• Set exercise
Scan the records below for the word "Русский" and give only the number of lines that hold it.

(Dataset items)
········
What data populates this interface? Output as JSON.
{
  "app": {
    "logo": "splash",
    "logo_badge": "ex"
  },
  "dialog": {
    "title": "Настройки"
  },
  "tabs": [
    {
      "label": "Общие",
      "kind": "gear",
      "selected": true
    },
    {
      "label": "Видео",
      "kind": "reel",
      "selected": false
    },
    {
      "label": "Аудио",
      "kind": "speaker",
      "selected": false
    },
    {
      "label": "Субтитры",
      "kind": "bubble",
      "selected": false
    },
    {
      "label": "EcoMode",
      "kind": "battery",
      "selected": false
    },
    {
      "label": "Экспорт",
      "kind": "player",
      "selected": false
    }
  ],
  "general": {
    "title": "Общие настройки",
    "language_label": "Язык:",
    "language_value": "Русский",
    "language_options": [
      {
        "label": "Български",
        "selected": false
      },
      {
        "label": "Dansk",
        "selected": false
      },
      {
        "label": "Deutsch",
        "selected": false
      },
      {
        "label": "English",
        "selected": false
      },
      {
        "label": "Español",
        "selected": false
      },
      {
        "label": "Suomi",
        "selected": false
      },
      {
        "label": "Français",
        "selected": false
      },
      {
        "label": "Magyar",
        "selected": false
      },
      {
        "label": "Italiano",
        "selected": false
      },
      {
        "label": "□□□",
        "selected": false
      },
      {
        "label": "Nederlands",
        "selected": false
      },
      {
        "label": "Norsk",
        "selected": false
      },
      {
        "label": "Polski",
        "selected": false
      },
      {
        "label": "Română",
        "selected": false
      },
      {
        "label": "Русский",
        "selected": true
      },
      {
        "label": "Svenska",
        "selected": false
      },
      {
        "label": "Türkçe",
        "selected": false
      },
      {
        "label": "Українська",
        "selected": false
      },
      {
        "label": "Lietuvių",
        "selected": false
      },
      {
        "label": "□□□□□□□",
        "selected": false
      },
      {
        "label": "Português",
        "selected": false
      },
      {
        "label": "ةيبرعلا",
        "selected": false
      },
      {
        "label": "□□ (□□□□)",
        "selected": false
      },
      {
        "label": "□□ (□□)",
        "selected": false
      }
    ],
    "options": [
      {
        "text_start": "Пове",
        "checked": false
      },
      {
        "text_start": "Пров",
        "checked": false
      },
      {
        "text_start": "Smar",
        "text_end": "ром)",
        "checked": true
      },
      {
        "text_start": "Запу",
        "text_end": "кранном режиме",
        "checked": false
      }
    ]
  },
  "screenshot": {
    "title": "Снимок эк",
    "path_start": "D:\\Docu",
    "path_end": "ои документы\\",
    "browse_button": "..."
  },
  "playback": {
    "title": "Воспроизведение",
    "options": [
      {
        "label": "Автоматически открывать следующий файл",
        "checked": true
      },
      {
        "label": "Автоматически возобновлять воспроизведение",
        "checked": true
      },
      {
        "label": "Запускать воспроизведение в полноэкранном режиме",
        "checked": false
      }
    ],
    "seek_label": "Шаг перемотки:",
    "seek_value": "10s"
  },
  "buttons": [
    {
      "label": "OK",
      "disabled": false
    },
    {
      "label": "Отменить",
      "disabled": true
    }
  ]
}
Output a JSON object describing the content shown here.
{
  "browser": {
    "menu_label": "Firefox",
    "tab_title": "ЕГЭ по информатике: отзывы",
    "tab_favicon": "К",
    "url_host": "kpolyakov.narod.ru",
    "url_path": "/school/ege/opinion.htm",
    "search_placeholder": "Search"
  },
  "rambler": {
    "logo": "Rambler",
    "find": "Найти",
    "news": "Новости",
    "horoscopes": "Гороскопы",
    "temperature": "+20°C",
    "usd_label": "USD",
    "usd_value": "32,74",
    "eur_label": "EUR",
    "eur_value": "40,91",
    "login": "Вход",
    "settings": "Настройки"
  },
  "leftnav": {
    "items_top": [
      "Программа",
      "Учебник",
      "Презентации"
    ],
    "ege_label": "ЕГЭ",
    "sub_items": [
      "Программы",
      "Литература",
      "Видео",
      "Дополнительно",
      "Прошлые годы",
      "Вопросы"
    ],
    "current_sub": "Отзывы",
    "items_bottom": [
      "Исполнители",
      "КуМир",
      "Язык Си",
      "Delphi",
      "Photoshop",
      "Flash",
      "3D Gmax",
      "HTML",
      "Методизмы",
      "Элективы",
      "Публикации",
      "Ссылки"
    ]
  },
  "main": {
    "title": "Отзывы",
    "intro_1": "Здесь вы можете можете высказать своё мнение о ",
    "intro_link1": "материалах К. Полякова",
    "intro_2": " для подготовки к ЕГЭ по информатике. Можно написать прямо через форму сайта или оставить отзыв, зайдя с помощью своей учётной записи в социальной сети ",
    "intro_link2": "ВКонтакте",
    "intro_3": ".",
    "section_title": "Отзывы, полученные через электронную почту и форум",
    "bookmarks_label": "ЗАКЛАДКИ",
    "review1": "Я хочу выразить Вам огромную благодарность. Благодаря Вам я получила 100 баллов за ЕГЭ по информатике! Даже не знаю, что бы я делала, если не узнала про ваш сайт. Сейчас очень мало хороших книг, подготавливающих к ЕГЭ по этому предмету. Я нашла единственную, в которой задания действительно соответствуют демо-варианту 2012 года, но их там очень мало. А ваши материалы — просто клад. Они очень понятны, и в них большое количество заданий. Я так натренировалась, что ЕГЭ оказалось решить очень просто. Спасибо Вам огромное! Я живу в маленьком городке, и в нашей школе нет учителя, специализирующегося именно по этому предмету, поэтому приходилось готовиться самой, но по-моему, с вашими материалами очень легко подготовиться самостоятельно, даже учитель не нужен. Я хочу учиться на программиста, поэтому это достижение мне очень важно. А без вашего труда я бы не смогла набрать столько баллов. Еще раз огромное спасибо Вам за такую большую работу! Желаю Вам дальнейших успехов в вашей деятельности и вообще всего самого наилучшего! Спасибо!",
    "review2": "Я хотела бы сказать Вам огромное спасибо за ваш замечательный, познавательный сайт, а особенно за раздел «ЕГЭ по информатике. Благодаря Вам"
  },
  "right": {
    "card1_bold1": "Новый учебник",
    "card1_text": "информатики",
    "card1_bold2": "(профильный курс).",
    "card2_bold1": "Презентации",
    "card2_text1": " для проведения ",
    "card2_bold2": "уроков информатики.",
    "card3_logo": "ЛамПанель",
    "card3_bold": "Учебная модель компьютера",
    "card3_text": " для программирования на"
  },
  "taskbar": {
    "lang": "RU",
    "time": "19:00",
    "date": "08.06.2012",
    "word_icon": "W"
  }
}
········
• Result of the task
2